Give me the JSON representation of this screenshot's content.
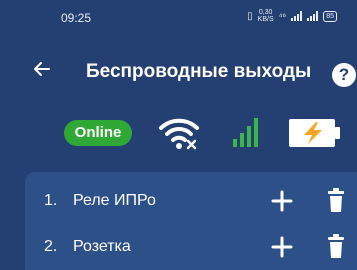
{
  "status_bar": {
    "time": "09:25",
    "speed_value": "0,30",
    "speed_unit": "KB/S",
    "net_type": "⁴⁶",
    "battery": "85"
  },
  "app_bar": {
    "title": "Беспроводные выходы",
    "back_icon": "arrow-left-icon",
    "help_label": "?"
  },
  "indicators": {
    "status_label": "Online",
    "status_color": "#2fa836",
    "wifi_icon": "wifi-disconnected-icon",
    "signal_icon": "signal-bars-icon",
    "battery_icon": "battery-charging-icon"
  },
  "outputs": [
    {
      "index": "1.",
      "label": "Реле ИПРо"
    },
    {
      "index": "2.",
      "label": "Розетка"
    }
  ]
}
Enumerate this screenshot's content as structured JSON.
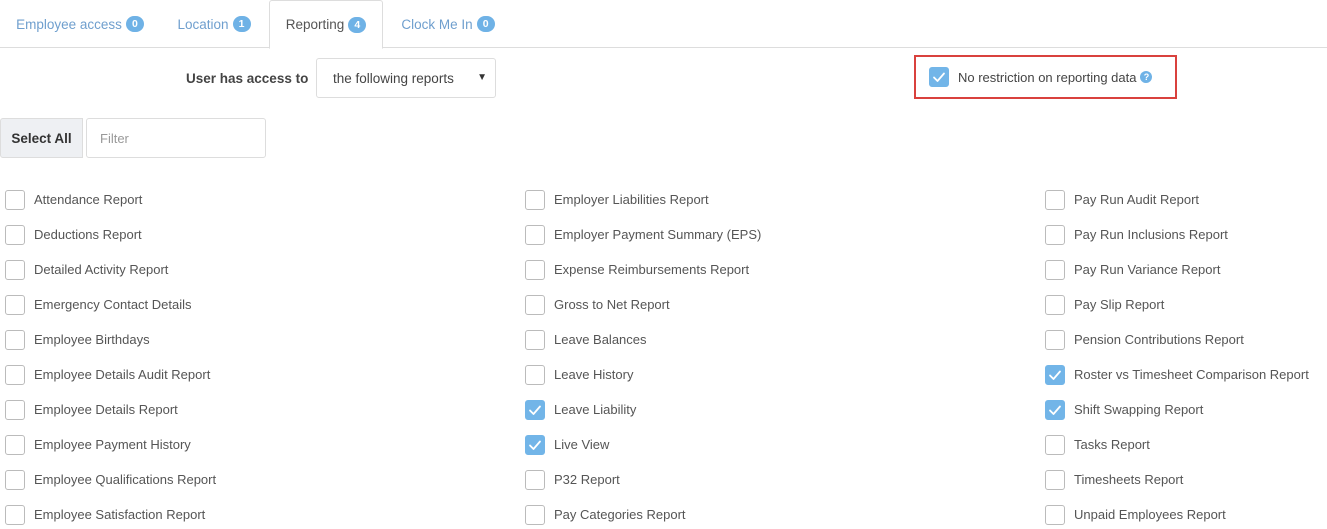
{
  "tabs": [
    {
      "label": "Employee access",
      "count": "0"
    },
    {
      "label": "Location",
      "count": "1"
    },
    {
      "label": "Reporting",
      "count": "4"
    },
    {
      "label": "Clock Me In",
      "count": "0"
    }
  ],
  "access": {
    "label": "User has access to",
    "select_value": "the following reports"
  },
  "no_restriction": {
    "label": "No restriction on reporting data",
    "checked": true,
    "help": "?"
  },
  "controls": {
    "select_all": "Select All",
    "filter_placeholder": "Filter",
    "filter_value": ""
  },
  "colors": {
    "accent": "#72b5e8",
    "tab_link": "#6f9fce",
    "highlight_border": "#d9413d"
  },
  "reports": {
    "col1": [
      {
        "label": "Attendance Report",
        "checked": false
      },
      {
        "label": "Deductions Report",
        "checked": false
      },
      {
        "label": "Detailed Activity Report",
        "checked": false
      },
      {
        "label": "Emergency Contact Details",
        "checked": false
      },
      {
        "label": "Employee Birthdays",
        "checked": false
      },
      {
        "label": "Employee Details Audit Report",
        "checked": false
      },
      {
        "label": "Employee Details Report",
        "checked": false
      },
      {
        "label": "Employee Payment History",
        "checked": false
      },
      {
        "label": "Employee Qualifications Report",
        "checked": false
      },
      {
        "label": "Employee Satisfaction Report",
        "checked": false
      }
    ],
    "col2": [
      {
        "label": "Employer Liabilities Report",
        "checked": false
      },
      {
        "label": "Employer Payment Summary (EPS)",
        "checked": false
      },
      {
        "label": "Expense Reimbursements Report",
        "checked": false
      },
      {
        "label": "Gross to Net Report",
        "checked": false
      },
      {
        "label": "Leave Balances",
        "checked": false
      },
      {
        "label": "Leave History",
        "checked": false
      },
      {
        "label": "Leave Liability",
        "checked": true
      },
      {
        "label": "Live View",
        "checked": true
      },
      {
        "label": "P32 Report",
        "checked": false
      },
      {
        "label": "Pay Categories Report",
        "checked": false
      }
    ],
    "col3": [
      {
        "label": "Pay Run Audit Report",
        "checked": false
      },
      {
        "label": "Pay Run Inclusions Report",
        "checked": false
      },
      {
        "label": "Pay Run Variance Report",
        "checked": false
      },
      {
        "label": "Pay Slip Report",
        "checked": false
      },
      {
        "label": "Pension Contributions Report",
        "checked": false
      },
      {
        "label": "Roster vs Timesheet Comparison Report",
        "checked": true
      },
      {
        "label": "Shift Swapping Report",
        "checked": true
      },
      {
        "label": "Tasks Report",
        "checked": false
      },
      {
        "label": "Timesheets Report",
        "checked": false
      },
      {
        "label": "Unpaid Employees Report",
        "checked": false
      }
    ]
  }
}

| Aim of the exercise |
Output the records above exactly; leave out the pictures.

| Task output |
Give me the JSON representation of this screenshot's content.
{
  "status_bar": {
    "time": "09:25",
    "speed_value": "0,30",
    "speed_unit": "KB/S",
    "net_type": "⁴⁶",
    "battery": "85"
  },
  "app_bar": {
    "title": "Беспроводные выходы",
    "back_icon": "arrow-left-icon",
    "help_label": "?"
  },
  "indicators": {
    "status_label": "Online",
    "status_color": "#2fa836",
    "wifi_icon": "wifi-disconnected-icon",
    "signal_icon": "signal-bars-icon",
    "battery_icon": "battery-charging-icon"
  },
  "outputs": [
    {
      "index": "1.",
      "label": "Реле ИПРо"
    },
    {
      "index": "2.",
      "label": "Розетка"
    }
  ]
}
Enumerate this screenshot's content as structured JSON.
{
  "tabs": [
    {
      "label": "Employee access",
      "count": "0"
    },
    {
      "label": "Location",
      "count": "1"
    },
    {
      "label": "Reporting",
      "count": "4"
    },
    {
      "label": "Clock Me In",
      "count": "0"
    }
  ],
  "access": {
    "label": "User has access to",
    "select_value": "the following reports"
  },
  "no_restriction": {
    "label": "No restriction on reporting data",
    "checked": true,
    "help": "?"
  },
  "controls": {
    "select_all": "Select All",
    "filter_placeholder": "Filter",
    "filter_value": ""
  },
  "colors": {
    "accent": "#72b5e8",
    "tab_link": "#6f9fce",
    "highlight_border": "#d9413d"
  },
  "reports": {
    "col1": [
      {
        "label": "Attendance Report",
        "checked": false
      },
      {
        "label": "Deductions Report",
        "checked": false
      },
      {
        "label": "Detailed Activity Report",
        "checked": false
      },
      {
        "label": "Emergency Contact Details",
        "checked": false
      },
      {
        "label": "Employee Birthdays",
        "checked": false
      },
      {
        "label": "Employee Details Audit Report",
        "checked": false
      },
      {
        "label": "Employee Details Report",
        "checked": false
      },
      {
        "label": "Employee Payment History",
        "checked": false
      },
      {
        "label": "Employee Qualifications Report",
        "checked": false
      },
      {
        "label": "Employee Satisfaction Report",
        "checked": false
      }
    ],
    "col2": [
      {
        "label": "Employer Liabilities Report",
        "checked": false
      },
      {
        "label": "Employer Payment Summary (EPS)",
        "checked": false
      },
      {
        "label": "Expense Reimbursements Report",
        "checked": false
      },
      {
        "label": "Gross to Net Report",
        "checked": false
      },
      {
        "label": "Leave Balances",
        "checked": false
      },
      {
        "label": "Leave History",
        "checked": false
      },
      {
        "label": "Leave Liability",
        "checked": true
      },
      {
        "label": "Live View",
        "checked": true
      },
      {
        "label": "P32 Report",
        "checked": false
      },
      {
        "label": "Pay Categories Report",
        "checked": false
      }
    ],
    "col3": [
      {
        "label": "Pay Run Audit Report",
        "checked": false
      },
      {
        "label": "Pay Run Inclusions Report",
        "checked": false
      },
      {
        "label": "Pay Run Variance Report",
        "checked": false
      },
      {
        "label": "Pay Slip Report",
        "checked": false
      },
      {
        "label": "Pension Contributions Report",
        "checked": false
      },
      {
        "label": "Roster vs Timesheet Comparison Report",
        "checked": true
      },
      {
        "label": "Shift Swapping Report",
        "checked": true
      },
      {
        "label": "Tasks Report",
        "checked": false
      },
      {
        "label": "Timesheets Report",
        "checked": false
      },
      {
        "label": "Unpaid Employees Report",
        "checked": false
      }
    ]
  }
}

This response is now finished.